STATED GOAL:
Images must not appear in your copy; reproduce every other part of the records exactly.

DATA LINES:
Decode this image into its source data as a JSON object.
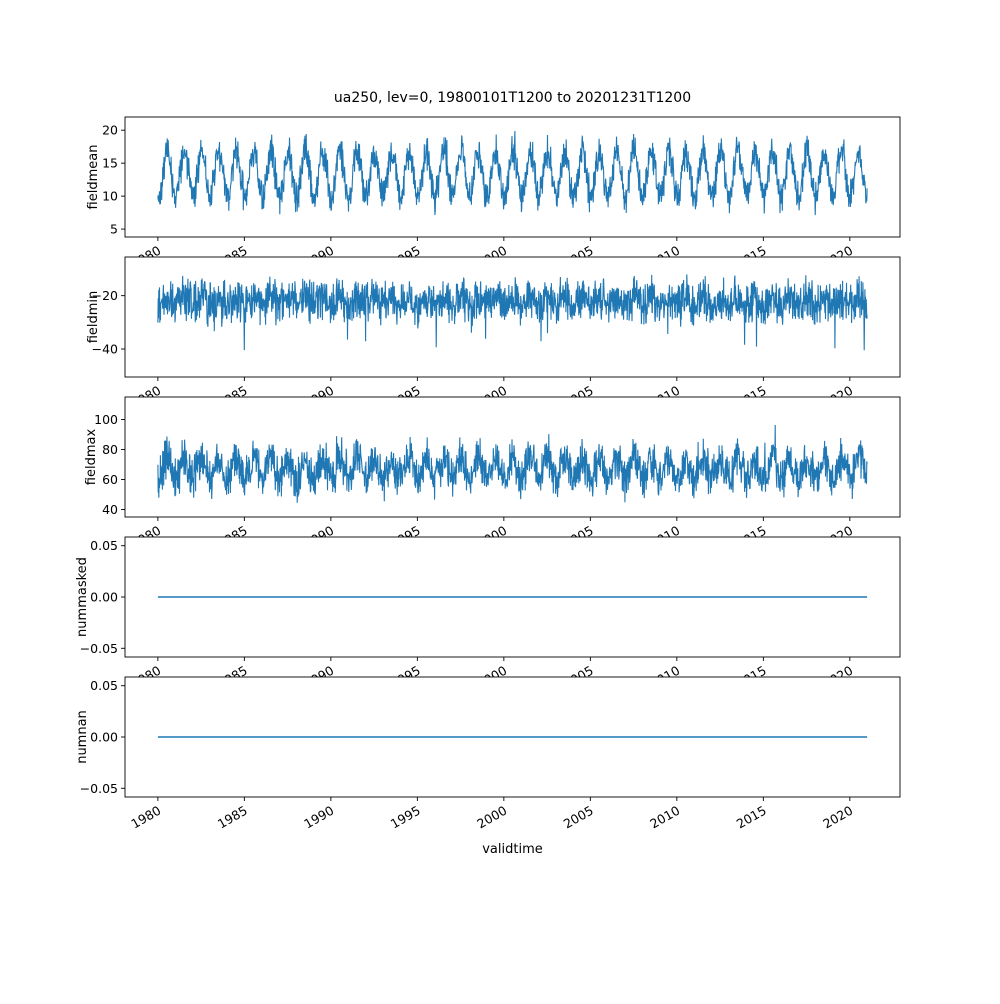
{
  "chart_data": {
    "type": "line",
    "title": "ua250, lev=0, 19800101T1200 to 20201231T1200",
    "xlabel": "validtime",
    "line_color": "#1f77b4",
    "x_range": [
      1980.0,
      2021.0
    ],
    "xlim": [
      1978.1,
      2022.9
    ],
    "xticks": [
      1980,
      1985,
      1990,
      1995,
      2000,
      2005,
      2010,
      2015,
      2020
    ],
    "xtick_labels": [
      "1980",
      "1985",
      "1990",
      "1995",
      "2000",
      "2005",
      "2010",
      "2015",
      "2020"
    ],
    "n_points": 2200,
    "seed": 42,
    "grid": false,
    "legend": "none",
    "subplots": [
      {
        "ylabel": "fieldmean",
        "ylim": [
          3.8,
          22.0
        ],
        "yticks": [
          5,
          10,
          15,
          20
        ],
        "ytick_labels": [
          "5",
          "10",
          "15",
          "20"
        ],
        "series": {
          "kind": "seasonal-noise",
          "base": 13.3,
          "seasonal_amplitude": 3.4,
          "noise_amplitude": 2.4,
          "spike_probability": 0.004,
          "spike_amplitude": 3.0,
          "clamp": [
            4.6,
            21.6
          ],
          "approx_min": 5,
          "approx_max": 21.5
        }
      },
      {
        "ylabel": "fieldmin",
        "ylim": [
          -50.5,
          -5.5
        ],
        "yticks": [
          -40,
          -20
        ],
        "ytick_labels": [
          "−40",
          "−20"
        ],
        "series": {
          "kind": "seasonal-noise",
          "base": -22.0,
          "seasonal_amplitude": 1.5,
          "noise_amplitude": 7.5,
          "spike_probability": 0.008,
          "spike_amplitude": -14,
          "clamp": [
            -50,
            -8
          ],
          "approx_min": -50,
          "approx_max": -8
        }
      },
      {
        "ylabel": "fieldmax",
        "ylim": [
          35.0,
          115.0
        ],
        "yticks": [
          40,
          60,
          80,
          100
        ],
        "ytick_labels": [
          "40",
          "60",
          "80",
          "100"
        ],
        "series": {
          "kind": "seasonal-noise",
          "base": 67.0,
          "seasonal_amplitude": 7.0,
          "noise_amplitude": 13.0,
          "spike_probability": 0.01,
          "spike_amplitude": 16,
          "clamp": [
            40,
            108
          ],
          "approx_min": 40,
          "approx_max": 108
        }
      },
      {
        "ylabel": "nummasked",
        "ylim": [
          -0.0585,
          0.0585
        ],
        "yticks": [
          -0.05,
          0.0,
          0.05
        ],
        "ytick_labels": [
          "−0.05",
          "0.00",
          "0.05"
        ],
        "series": {
          "kind": "constant",
          "value": 0.0
        }
      },
      {
        "ylabel": "numnan",
        "ylim": [
          -0.0585,
          0.0585
        ],
        "yticks": [
          -0.05,
          0.0,
          0.05
        ],
        "ytick_labels": [
          "−0.05",
          "0.00",
          "0.05"
        ],
        "series": {
          "kind": "constant",
          "value": 0.0
        }
      }
    ]
  }
}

CORRECT OUTPUT:
Decode this image into its source data as a JSON object.
{
  "chart_data": {
    "type": "line",
    "title": "ua250, lev=0, 19800101T1200 to 20201231T1200",
    "xlabel": "validtime",
    "line_color": "#1f77b4",
    "x_range": [
      1980.0,
      2021.0
    ],
    "xlim": [
      1978.1,
      2022.9
    ],
    "xticks": [
      1980,
      1985,
      1990,
      1995,
      2000,
      2005,
      2010,
      2015,
      2020
    ],
    "xtick_labels": [
      "1980",
      "1985",
      "1990",
      "1995",
      "2000",
      "2005",
      "2010",
      "2015",
      "2020"
    ],
    "n_points": 2200,
    "seed": 42,
    "grid": false,
    "legend": "none",
    "subplots": [
      {
        "ylabel": "fieldmean",
        "ylim": [
          3.8,
          22.0
        ],
        "yticks": [
          5,
          10,
          15,
          20
        ],
        "ytick_labels": [
          "5",
          "10",
          "15",
          "20"
        ],
        "series": {
          "kind": "seasonal-noise",
          "base": 13.3,
          "seasonal_amplitude": 3.4,
          "noise_amplitude": 2.4,
          "spike_probability": 0.004,
          "spike_amplitude": 3.0,
          "clamp": [
            4.6,
            21.6
          ],
          "approx_min": 5,
          "approx_max": 21.5
        }
      },
      {
        "ylabel": "fieldmin",
        "ylim": [
          -50.5,
          -5.5
        ],
        "yticks": [
          -40,
          -20
        ],
        "ytick_labels": [
          "−40",
          "−20"
        ],
        "series": {
          "kind": "seasonal-noise",
          "base": -22.0,
          "seasonal_amplitude": 1.5,
          "noise_amplitude": 7.5,
          "spike_probability": 0.008,
          "spike_amplitude": -14,
          "clamp": [
            -50,
            -8
          ],
          "approx_min": -50,
          "approx_max": -8
        }
      },
      {
        "ylabel": "fieldmax",
        "ylim": [
          35.0,
          115.0
        ],
        "yticks": [
          40,
          60,
          80,
          100
        ],
        "ytick_labels": [
          "40",
          "60",
          "80",
          "100"
        ],
        "series": {
          "kind": "seasonal-noise",
          "base": 67.0,
          "seasonal_amplitude": 7.0,
          "noise_amplitude": 13.0,
          "spike_probability": 0.01,
          "spike_amplitude": 16,
          "clamp": [
            40,
            108
          ],
          "approx_min": 40,
          "approx_max": 108
        }
      },
      {
        "ylabel": "nummasked",
        "ylim": [
          -0.0585,
          0.0585
        ],
        "yticks": [
          -0.05,
          0.0,
          0.05
        ],
        "ytick_labels": [
          "−0.05",
          "0.00",
          "0.05"
        ],
        "series": {
          "kind": "constant",
          "value": 0.0
        }
      },
      {
        "ylabel": "numnan",
        "ylim": [
          -0.0585,
          0.0585
        ],
        "yticks": [
          -0.05,
          0.0,
          0.05
        ],
        "ytick_labels": [
          "−0.05",
          "0.00",
          "0.05"
        ],
        "series": {
          "kind": "constant",
          "value": 0.0
        }
      }
    ]
  }
}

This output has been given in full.